■ **The data**
┄┄┄┄┄┄┄┄┄┄┄┄┄┄┄┄┄┄┄┄

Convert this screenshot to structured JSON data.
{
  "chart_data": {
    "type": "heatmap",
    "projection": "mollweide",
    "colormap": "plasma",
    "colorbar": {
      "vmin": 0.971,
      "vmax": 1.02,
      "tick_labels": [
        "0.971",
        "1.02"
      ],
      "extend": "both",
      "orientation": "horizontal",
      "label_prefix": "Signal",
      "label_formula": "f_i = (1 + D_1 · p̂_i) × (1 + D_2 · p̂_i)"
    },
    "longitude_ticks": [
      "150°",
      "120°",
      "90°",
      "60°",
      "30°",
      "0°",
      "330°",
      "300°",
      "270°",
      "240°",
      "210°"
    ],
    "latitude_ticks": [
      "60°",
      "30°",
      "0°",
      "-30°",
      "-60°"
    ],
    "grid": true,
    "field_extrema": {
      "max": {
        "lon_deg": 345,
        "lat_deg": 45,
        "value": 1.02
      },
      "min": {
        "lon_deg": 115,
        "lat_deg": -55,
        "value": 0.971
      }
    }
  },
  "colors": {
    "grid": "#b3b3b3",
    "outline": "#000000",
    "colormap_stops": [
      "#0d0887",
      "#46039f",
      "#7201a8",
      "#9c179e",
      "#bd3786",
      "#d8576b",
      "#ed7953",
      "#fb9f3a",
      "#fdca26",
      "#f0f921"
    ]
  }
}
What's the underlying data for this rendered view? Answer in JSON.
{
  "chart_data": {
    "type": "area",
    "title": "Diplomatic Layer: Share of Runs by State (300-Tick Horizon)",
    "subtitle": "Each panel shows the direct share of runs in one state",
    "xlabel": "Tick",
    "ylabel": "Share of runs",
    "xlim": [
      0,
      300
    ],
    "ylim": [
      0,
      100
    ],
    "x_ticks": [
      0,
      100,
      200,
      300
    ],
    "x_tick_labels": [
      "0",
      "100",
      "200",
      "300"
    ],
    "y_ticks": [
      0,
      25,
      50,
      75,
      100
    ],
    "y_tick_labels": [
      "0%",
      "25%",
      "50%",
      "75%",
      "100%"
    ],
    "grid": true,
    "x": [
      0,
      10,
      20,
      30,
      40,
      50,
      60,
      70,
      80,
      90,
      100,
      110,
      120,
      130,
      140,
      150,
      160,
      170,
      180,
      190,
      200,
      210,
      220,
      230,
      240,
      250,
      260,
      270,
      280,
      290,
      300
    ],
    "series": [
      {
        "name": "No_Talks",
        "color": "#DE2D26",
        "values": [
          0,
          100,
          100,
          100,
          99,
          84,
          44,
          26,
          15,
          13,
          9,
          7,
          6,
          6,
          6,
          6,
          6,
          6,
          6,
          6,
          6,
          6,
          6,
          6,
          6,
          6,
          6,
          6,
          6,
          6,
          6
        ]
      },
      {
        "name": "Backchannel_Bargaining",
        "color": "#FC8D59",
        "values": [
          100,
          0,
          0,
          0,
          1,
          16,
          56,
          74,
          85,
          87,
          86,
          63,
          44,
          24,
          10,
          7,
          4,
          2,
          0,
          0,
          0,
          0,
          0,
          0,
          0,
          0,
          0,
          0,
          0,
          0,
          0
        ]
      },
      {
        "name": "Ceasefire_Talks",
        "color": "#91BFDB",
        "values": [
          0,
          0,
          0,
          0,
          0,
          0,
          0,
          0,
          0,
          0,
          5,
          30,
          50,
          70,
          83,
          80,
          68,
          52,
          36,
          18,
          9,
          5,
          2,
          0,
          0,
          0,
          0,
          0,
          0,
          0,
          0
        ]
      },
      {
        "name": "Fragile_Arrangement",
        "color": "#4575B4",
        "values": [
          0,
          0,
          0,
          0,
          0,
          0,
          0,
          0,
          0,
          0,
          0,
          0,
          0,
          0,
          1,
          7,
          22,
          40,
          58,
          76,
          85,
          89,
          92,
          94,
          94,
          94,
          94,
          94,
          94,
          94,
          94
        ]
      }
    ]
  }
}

┄┄┄┄┄┄┄┄┄┄┄┄┄┄┄┄┄┄┄┄

■ **Set task**
Type the whole listing again, unaltered.

■ **Response below**
Convert this screenshot to structured JSON data.
{
  "chart_data": {
    "type": "heatmap",
    "projection": "mollweide",
    "colormap": "plasma",
    "colorbar": {
      "vmin": 0.971,
      "vmax": 1.02,
      "tick_labels": [
        "0.971",
        "1.02"
      ],
      "extend": "both",
      "orientation": "horizontal",
      "label_prefix": "Signal",
      "label_formula": "f_i = (1 + D_1 · p̂_i) × (1 + D_2 · p̂_i)"
    },
    "longitude_ticks": [
      "150°",
      "120°",
      "90°",
      "60°",
      "30°",
      "0°",
      "330°",
      "300°",
      "270°",
      "240°",
      "210°"
    ],
    "latitude_ticks": [
      "60°",
      "30°",
      "0°",
      "-30°",
      "-60°"
    ],
    "grid": true,
    "field_extrema": {
      "max": {
        "lon_deg": 345,
        "lat_deg": 45,
        "value": 1.02
      },
      "min": {
        "lon_deg": 115,
        "lat_deg": -55,
        "value": 0.971
      }
    }
  },
  "colors": {
    "grid": "#b3b3b3",
    "outline": "#000000",
    "colormap_stops": [
      "#0d0887",
      "#46039f",
      "#7201a8",
      "#9c179e",
      "#bd3786",
      "#d8576b",
      "#ed7953",
      "#fb9f3a",
      "#fdca26",
      "#f0f921"
    ]
  }
}
What's the underlying data for this rendered view? Answer in JSON.
{
  "chart_data": {
    "type": "area",
    "title": "Diplomatic Layer: Share of Runs by State (300-Tick Horizon)",
    "subtitle": "Each panel shows the direct share of runs in one state",
    "xlabel": "Tick",
    "ylabel": "Share of runs",
    "xlim": [
      0,
      300
    ],
    "ylim": [
      0,
      100
    ],
    "x_ticks": [
      0,
      100,
      200,
      300
    ],
    "x_tick_labels": [
      "0",
      "100",
      "200",
      "300"
    ],
    "y_ticks": [
      0,
      25,
      50,
      75,
      100
    ],
    "y_tick_labels": [
      "0%",
      "25%",
      "50%",
      "75%",
      "100%"
    ],
    "grid": true,
    "x": [
      0,
      10,
      20,
      30,
      40,
      50,
      60,
      70,
      80,
      90,
      100,
      110,
      120,
      130,
      140,
      150,
      160,
      170,
      180,
      190,
      200,
      210,
      220,
      230,
      240,
      250,
      260,
      270,
      280,
      290,
      300
    ],
    "series": [
      {
        "name": "No_Talks",
        "color": "#DE2D26",
        "values": [
          0,
          100,
          100,
          100,
          99,
          84,
          44,
          26,
          15,
          13,
          9,
          7,
          6,
          6,
          6,
          6,
          6,
          6,
          6,
          6,
          6,
          6,
          6,
          6,
          6,
          6,
          6,
          6,
          6,
          6,
          6
        ]
      },
      {
        "name": "Backchannel_Bargaining",
        "color": "#FC8D59",
        "values": [
          100,
          0,
          0,
          0,
          1,
          16,
          56,
          74,
          85,
          87,
          86,
          63,
          44,
          24,
          10,
          7,
          4,
          2,
          0,
          0,
          0,
          0,
          0,
          0,
          0,
          0,
          0,
          0,
          0,
          0,
          0
        ]
      },
      {
        "name": "Ceasefire_Talks",
        "color": "#91BFDB",
        "values": [
          0,
          0,
          0,
          0,
          0,
          0,
          0,
          0,
          0,
          0,
          5,
          30,
          50,
          70,
          83,
          80,
          68,
          52,
          36,
          18,
          9,
          5,
          2,
          0,
          0,
          0,
          0,
          0,
          0,
          0,
          0
        ]
      },
      {
        "name": "Fragile_Arrangement",
        "color": "#4575B4",
        "values": [
          0,
          0,
          0,
          0,
          0,
          0,
          0,
          0,
          0,
          0,
          0,
          0,
          0,
          0,
          1,
          7,
          22,
          40,
          58,
          76,
          85,
          89,
          92,
          94,
          94,
          94,
          94,
          94,
          94,
          94,
          94
        ]
      }
    ]
  }
}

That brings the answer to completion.